▶ TASK DESCRIPTION: Output every record below exactly as it appears.

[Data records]
★ ★ ★ ★ ★

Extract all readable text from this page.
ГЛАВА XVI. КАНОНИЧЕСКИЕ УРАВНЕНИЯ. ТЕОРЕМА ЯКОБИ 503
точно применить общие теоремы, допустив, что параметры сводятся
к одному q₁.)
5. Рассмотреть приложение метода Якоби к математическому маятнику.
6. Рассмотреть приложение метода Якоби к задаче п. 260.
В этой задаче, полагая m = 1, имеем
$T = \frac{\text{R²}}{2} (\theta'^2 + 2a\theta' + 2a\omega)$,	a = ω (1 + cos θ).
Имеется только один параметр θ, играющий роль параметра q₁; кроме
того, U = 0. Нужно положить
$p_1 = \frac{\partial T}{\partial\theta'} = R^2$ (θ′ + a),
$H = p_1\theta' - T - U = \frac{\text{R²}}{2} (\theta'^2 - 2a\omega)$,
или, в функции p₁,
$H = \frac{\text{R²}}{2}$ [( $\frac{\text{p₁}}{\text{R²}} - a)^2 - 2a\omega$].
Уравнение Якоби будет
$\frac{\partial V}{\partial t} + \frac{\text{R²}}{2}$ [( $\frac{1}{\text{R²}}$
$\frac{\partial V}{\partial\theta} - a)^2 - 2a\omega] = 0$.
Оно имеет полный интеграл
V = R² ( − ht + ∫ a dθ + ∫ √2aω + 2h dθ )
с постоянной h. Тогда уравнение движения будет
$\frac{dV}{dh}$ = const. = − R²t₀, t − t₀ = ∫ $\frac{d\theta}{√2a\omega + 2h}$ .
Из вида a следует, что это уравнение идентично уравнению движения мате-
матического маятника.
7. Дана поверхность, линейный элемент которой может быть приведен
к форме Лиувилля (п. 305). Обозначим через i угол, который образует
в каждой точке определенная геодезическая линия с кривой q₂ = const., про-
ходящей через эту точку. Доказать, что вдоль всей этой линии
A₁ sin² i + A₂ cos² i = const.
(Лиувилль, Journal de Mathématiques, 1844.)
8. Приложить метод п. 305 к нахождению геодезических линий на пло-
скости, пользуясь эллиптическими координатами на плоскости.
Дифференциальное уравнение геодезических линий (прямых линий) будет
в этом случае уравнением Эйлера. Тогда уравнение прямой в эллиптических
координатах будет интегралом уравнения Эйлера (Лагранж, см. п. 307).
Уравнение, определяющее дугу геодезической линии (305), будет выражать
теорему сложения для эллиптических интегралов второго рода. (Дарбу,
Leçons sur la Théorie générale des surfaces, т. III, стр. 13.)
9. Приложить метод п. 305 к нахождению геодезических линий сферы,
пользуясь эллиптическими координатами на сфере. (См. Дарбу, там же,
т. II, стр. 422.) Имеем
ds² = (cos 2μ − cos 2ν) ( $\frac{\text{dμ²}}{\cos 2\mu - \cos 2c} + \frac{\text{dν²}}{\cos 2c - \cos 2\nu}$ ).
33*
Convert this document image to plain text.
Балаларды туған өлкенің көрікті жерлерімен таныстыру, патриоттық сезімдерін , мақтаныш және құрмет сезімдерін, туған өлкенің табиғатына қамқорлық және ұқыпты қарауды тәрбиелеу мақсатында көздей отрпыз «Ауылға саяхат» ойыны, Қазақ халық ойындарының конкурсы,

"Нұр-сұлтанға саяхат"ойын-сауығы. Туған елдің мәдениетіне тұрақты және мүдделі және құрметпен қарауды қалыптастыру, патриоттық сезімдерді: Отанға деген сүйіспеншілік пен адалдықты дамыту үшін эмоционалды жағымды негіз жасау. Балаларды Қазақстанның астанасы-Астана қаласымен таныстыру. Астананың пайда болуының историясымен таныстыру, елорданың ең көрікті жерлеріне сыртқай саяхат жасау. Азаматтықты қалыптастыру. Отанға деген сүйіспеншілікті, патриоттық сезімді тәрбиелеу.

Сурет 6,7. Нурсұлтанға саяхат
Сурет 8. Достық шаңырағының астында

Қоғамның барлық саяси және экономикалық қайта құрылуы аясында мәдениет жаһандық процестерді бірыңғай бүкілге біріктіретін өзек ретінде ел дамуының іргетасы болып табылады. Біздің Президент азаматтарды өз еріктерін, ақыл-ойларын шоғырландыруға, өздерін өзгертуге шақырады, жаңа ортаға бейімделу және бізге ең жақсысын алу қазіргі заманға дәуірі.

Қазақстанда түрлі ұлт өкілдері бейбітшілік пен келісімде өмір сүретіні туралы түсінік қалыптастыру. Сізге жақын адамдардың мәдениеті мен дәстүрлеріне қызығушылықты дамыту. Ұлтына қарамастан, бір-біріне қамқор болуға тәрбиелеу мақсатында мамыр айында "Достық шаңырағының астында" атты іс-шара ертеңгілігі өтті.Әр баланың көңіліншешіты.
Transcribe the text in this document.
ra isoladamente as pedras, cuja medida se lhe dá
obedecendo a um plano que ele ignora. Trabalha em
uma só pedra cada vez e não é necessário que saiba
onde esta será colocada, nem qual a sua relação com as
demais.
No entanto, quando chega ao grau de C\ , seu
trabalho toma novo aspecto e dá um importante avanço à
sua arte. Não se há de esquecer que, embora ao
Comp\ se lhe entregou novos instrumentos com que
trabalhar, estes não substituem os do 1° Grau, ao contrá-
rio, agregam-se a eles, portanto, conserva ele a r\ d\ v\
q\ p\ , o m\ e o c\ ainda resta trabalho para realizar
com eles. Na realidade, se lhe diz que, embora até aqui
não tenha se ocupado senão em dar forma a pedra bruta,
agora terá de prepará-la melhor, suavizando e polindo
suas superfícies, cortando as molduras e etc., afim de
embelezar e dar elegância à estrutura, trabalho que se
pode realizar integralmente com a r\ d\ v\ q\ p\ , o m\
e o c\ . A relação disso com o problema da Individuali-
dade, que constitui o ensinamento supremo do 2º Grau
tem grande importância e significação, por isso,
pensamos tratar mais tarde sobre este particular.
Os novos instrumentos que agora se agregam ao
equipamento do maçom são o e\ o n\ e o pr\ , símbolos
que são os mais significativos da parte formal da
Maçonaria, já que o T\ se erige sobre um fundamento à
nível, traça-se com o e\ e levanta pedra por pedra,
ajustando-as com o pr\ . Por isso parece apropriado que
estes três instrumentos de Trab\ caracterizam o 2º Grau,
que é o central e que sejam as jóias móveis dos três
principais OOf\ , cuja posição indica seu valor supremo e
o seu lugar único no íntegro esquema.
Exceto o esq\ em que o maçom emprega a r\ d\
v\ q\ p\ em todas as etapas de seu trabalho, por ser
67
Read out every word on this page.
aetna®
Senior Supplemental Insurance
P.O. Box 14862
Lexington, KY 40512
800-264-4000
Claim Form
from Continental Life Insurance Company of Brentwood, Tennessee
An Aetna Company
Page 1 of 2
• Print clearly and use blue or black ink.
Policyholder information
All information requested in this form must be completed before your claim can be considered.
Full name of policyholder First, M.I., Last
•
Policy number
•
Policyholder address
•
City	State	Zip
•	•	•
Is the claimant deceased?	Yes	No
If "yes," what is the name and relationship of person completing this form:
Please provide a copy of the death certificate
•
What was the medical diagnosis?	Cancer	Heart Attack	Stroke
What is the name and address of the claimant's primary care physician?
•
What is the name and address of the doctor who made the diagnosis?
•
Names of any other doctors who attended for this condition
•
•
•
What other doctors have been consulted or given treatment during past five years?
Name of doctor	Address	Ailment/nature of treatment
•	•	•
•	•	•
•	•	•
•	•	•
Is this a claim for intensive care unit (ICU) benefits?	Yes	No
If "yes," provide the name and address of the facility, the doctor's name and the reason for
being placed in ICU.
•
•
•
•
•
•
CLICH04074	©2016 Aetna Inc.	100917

★ ★ ★ ★ ★

▶ TASK OUTPUT:
Extract all readable text from this page.
ГЛАВА XVI. КАНОНИЧЕСКИЕ УРАВНЕНИЯ. ТЕОРЕМА ЯКОБИ 503
точно применить общие теоремы, допустив, что параметры сводятся
к одному q₁.)
5. Рассмотреть приложение метода Якоби к математическому маятнику.
6. Рассмотреть приложение метода Якоби к задаче п. 260.
В этой задаче, полагая m = 1, имеем
$T = \frac{\text{R²}}{2} (\theta'^2 + 2a\theta' + 2a\omega)$,	a = ω (1 + cos θ).
Имеется только один параметр θ, играющий роль параметра q₁; кроме
того, U = 0. Нужно положить
$p_1 = \frac{\partial T}{\partial\theta'} = R^2$ (θ′ + a),
$H = p_1\theta' - T - U = \frac{\text{R²}}{2} (\theta'^2 - 2a\omega)$,
или, в функции p₁,
$H = \frac{\text{R²}}{2}$ [( $\frac{\text{p₁}}{\text{R²}} - a)^2 - 2a\omega$].
Уравнение Якоби будет
$\frac{\partial V}{\partial t} + \frac{\text{R²}}{2}$ [( $\frac{1}{\text{R²}}$
$\frac{\partial V}{\partial\theta} - a)^2 - 2a\omega] = 0$.
Оно имеет полный интеграл
V = R² ( − ht + ∫ a dθ + ∫ √2aω + 2h dθ )
с постоянной h. Тогда уравнение движения будет
$\frac{dV}{dh}$ = const. = − R²t₀, t − t₀ = ∫ $\frac{d\theta}{√2a\omega + 2h}$ .
Из вида a следует, что это уравнение идентично уравнению движения мате-
матического маятника.
7. Дана поверхность, линейный элемент которой может быть приведен
к форме Лиувилля (п. 305). Обозначим через i угол, который образует
в каждой точке определенная геодезическая линия с кривой q₂ = const., про-
ходящей через эту точку. Доказать, что вдоль всей этой линии
A₁ sin² i + A₂ cos² i = const.
(Лиувилль, Journal de Mathématiques, 1844.)
8. Приложить метод п. 305 к нахождению геодезических линий на пло-
скости, пользуясь эллиптическими координатами на плоскости.
Дифференциальное уравнение геодезических линий (прямых линий) будет
в этом случае уравнением Эйлера. Тогда уравнение прямой в эллиптических
координатах будет интегралом уравнения Эйлера (Лагранж, см. п. 307).
Уравнение, определяющее дугу геодезической линии (305), будет выражать
теорему сложения для эллиптических интегралов второго рода. (Дарбу,
Leçons sur la Théorie générale des surfaces, т. III, стр. 13.)
9. Приложить метод п. 305 к нахождению геодезических линий сферы,
пользуясь эллиптическими координатами на сфере. (См. Дарбу, там же,
т. II, стр. 422.) Имеем
ds² = (cos 2μ − cos 2ν) ( $\frac{\text{dμ²}}{\cos 2\mu - \cos 2c} + \frac{\text{dν²}}{\cos 2c - \cos 2\nu}$ ).
33*
Convert this document image to plain text.
Балаларды туған өлкенің көрікті жерлерімен таныстыру, патриоттық сезімдерін , мақтаныш және құрмет сезімдерін, туған өлкенің табиғатына қамқорлық және ұқыпты қарауды тәрбиелеу мақсатында көздей отрпыз «Ауылға саяхат» ойыны, Қазақ халық ойындарының конкурсы,

"Нұр-сұлтанға саяхат"ойын-сауығы. Туған елдің мәдениетіне тұрақты және мүдделі және құрметпен қарауды қалыптастыру, патриоттық сезімдерді: Отанға деген сүйіспеншілік пен адалдықты дамыту үшін эмоционалды жағымды негіз жасау. Балаларды Қазақстанның астанасы-Астана қаласымен таныстыру. Астананың пайда болуының историясымен таныстыру, елорданың ең көрікті жерлеріне сыртқай саяхат жасау. Азаматтықты қалыптастыру. Отанға деген сүйіспеншілікті, патриоттық сезімді тәрбиелеу.

Сурет 6,7. Нурсұлтанға саяхат
Сурет 8. Достық шаңырағының астында

Қоғамның барлық саяси және экономикалық қайта құрылуы аясында мәдениет жаһандық процестерді бірыңғай бүкілге біріктіретін өзек ретінде ел дамуының іргетасы болып табылады. Біздің Президент азаматтарды өз еріктерін, ақыл-ойларын шоғырландыруға, өздерін өзгертуге шақырады, жаңа ортаға бейімделу және бізге ең жақсысын алу қазіргі заманға дәуірі.

Қазақстанда түрлі ұлт өкілдері бейбітшілік пен келісімде өмір сүретіні туралы түсінік қалыптастыру. Сізге жақын адамдардың мәдениеті мен дәстүрлеріне қызығушылықты дамыту. Ұлтына қарамастан, бір-біріне қамқор болуға тәрбиелеу мақсатында мамыр айында "Достық шаңырағының астында" атты іс-шара ертеңгілігі өтті.Әр баланың көңіліншешіты.
Transcribe the text in this document.
ra isoladamente as pedras, cuja medida se lhe dá
obedecendo a um plano que ele ignora. Trabalha em
uma só pedra cada vez e não é necessário que saiba
onde esta será colocada, nem qual a sua relação com as
demais.
No entanto, quando chega ao grau de C\ , seu
trabalho toma novo aspecto e dá um importante avanço à
sua arte. Não se há de esquecer que, embora ao
Comp\ se lhe entregou novos instrumentos com que
trabalhar, estes não substituem os do 1° Grau, ao contrá-
rio, agregam-se a eles, portanto, conserva ele a r\ d\ v\
q\ p\ , o m\ e o c\ ainda resta trabalho para realizar
com eles. Na realidade, se lhe diz que, embora até aqui
não tenha se ocupado senão em dar forma a pedra bruta,
agora terá de prepará-la melhor, suavizando e polindo
suas superfícies, cortando as molduras e etc., afim de
embelezar e dar elegância à estrutura, trabalho que se
pode realizar integralmente com a r\ d\ v\ q\ p\ , o m\
e o c\ . A relação disso com o problema da Individuali-
dade, que constitui o ensinamento supremo do 2º Grau
tem grande importância e significação, por isso,
pensamos tratar mais tarde sobre este particular.
Os novos instrumentos que agora se agregam ao
equipamento do maçom são o e\ o n\ e o pr\ , símbolos
que são os mais significativos da parte formal da
Maçonaria, já que o T\ se erige sobre um fundamento à
nível, traça-se com o e\ e levanta pedra por pedra,
ajustando-as com o pr\ . Por isso parece apropriado que
estes três instrumentos de Trab\ caracterizam o 2º Grau,
que é o central e que sejam as jóias móveis dos três
principais OOf\ , cuja posição indica seu valor supremo e
o seu lugar único no íntegro esquema.
Exceto o esq\ em que o maçom emprega a r\ d\
v\ q\ p\ em todas as etapas de seu trabalho, por ser
67
Read out every word on this page.
aetna®
Senior Supplemental Insurance
P.O. Box 14862
Lexington, KY 40512
800-264-4000
Claim Form
from Continental Life Insurance Company of Brentwood, Tennessee
An Aetna Company
Page 1 of 2
• Print clearly and use blue or black ink.
Policyholder information
All information requested in this form must be completed before your claim can be considered.
Full name of policyholder First, M.I., Last
•
Policy number
•
Policyholder address
•
City	State	Zip
•	•	•
Is the claimant deceased?	Yes	No
If "yes," what is the name and relationship of person completing this form:
Please provide a copy of the death certificate
•
What was the medical diagnosis?	Cancer	Heart Attack	Stroke
What is the name and address of the claimant's primary care physician?
•
What is the name and address of the doctor who made the diagnosis?
•
Names of any other doctors who attended for this condition
•
•
•
What other doctors have been consulted or given treatment during past five years?
Name of doctor	Address	Ailment/nature of treatment
•	•	•
•	•	•
•	•	•
•	•	•
Is this a claim for intensive care unit (ICU) benefits?	Yes	No
If "yes," provide the name and address of the facility, the doctor's name and the reason for
being placed in ICU.
•
•
•
•
•
•
CLICH04074	©2016 Aetna Inc.	100917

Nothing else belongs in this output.